[THE EXERCISE] Lay out every line of the item below as a Markdown table with two columns, No. and Text, numbering the rows and skipping blank lines. Keep the pictures out of the table.

[PROVIDED DATA]
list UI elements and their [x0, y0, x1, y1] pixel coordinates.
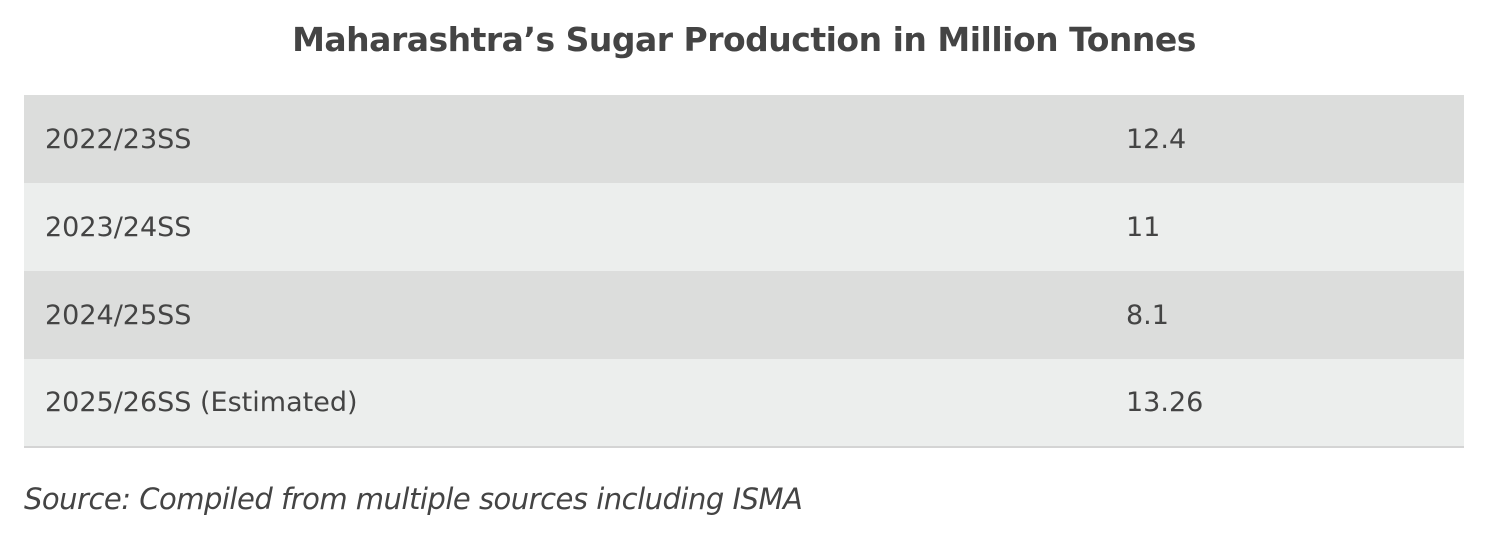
table-title: Maharashtra’s Sugar Production in Millio… [292, 20, 1196, 59]
table-row: 2023/24SS 11 [24, 183, 1464, 271]
production-cell: 13.26 [1126, 387, 1204, 418]
data-table: 2022/23SS 12.4 2023/24SS 11 2024/25SS 8.1 2025… [24, 95, 1464, 448]
production-cell: 8.1 [1126, 299, 1169, 331]
production-cell: 12.4 [1126, 123, 1187, 155]
season-cell: 2025/26SS (Estimated) [45, 387, 358, 418]
table-body: 2022/23SS 12.4 2023/24SS 11 2024/25SS 8.1 2025… [24, 95, 1464, 447]
table-row: 2024/25SS 8.1 [24, 271, 1464, 359]
source-note: Source: Compiled from multiple sources i… [24, 482, 803, 516]
season-cell: 2024/25SS [45, 299, 192, 331]
production-cell: 11 [1126, 211, 1161, 243]
season-cell: 2022/23SS [45, 123, 192, 155]
table-row: 2022/23SS 12.4 [24, 95, 1464, 183]
table-row: 2025/26SS (Estimated) 13.26 [24, 359, 1464, 447]
season-cell: 2023/24SS [45, 211, 192, 243]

[FINISHED EXERCISE]
| No. | Text |
|---|---|
| 1 | list UI elements and their [x0, y0, x1, y1] pixel coordinates. |
| 2 | table-title: Maharashtra’s Sugar Production in Millio… [292, 20, 1196, 59] |
| 3 | table-row: 2023/24SS 11 [24, 183, 1464, 271] |
| 4 | production-cell: 13.26 [1126, 387, 1204, 418] |
| 5 | data-table: 2022/23SS 12.4 2023/24SS 11 2024/25SS 8.1 2025… [24, 95, 1464, 448] |
| 6 | production-cell: 8.1 [1126, 299, 1169, 331] |
| 7 | production-cell: 12.4 [1126, 123, 1187, 155] |
| 8 | season-cell: 2025/26SS (Estimated) [45, 387, 358, 418] |
| 9 | table-body: 2022/23SS 12.4 2023/24SS 11 2024/25SS 8.1 2025… [24, 95, 1464, 447] |
| 10 | table-row: 2024/25SS 8.1 [24, 271, 1464, 359] |
| 11 | source-note: Source: Compiled from multiple sources i… [24, 482, 803, 516] |
| 12 | season-cell: 2024/25SS [45, 299, 192, 331] |
| 13 | production-cell: 11 [1126, 211, 1161, 243] |
| 14 | season-cell: 2022/23SS [45, 123, 192, 155] |
| 15 | table-row: 2022/23SS 12.4 [24, 95, 1464, 183] |
| 16 | table-row: 2025/26SS (Estimated) 13.26 [24, 359, 1464, 447] |
| 17 | season-cell: 2023/24SS [45, 211, 192, 243] |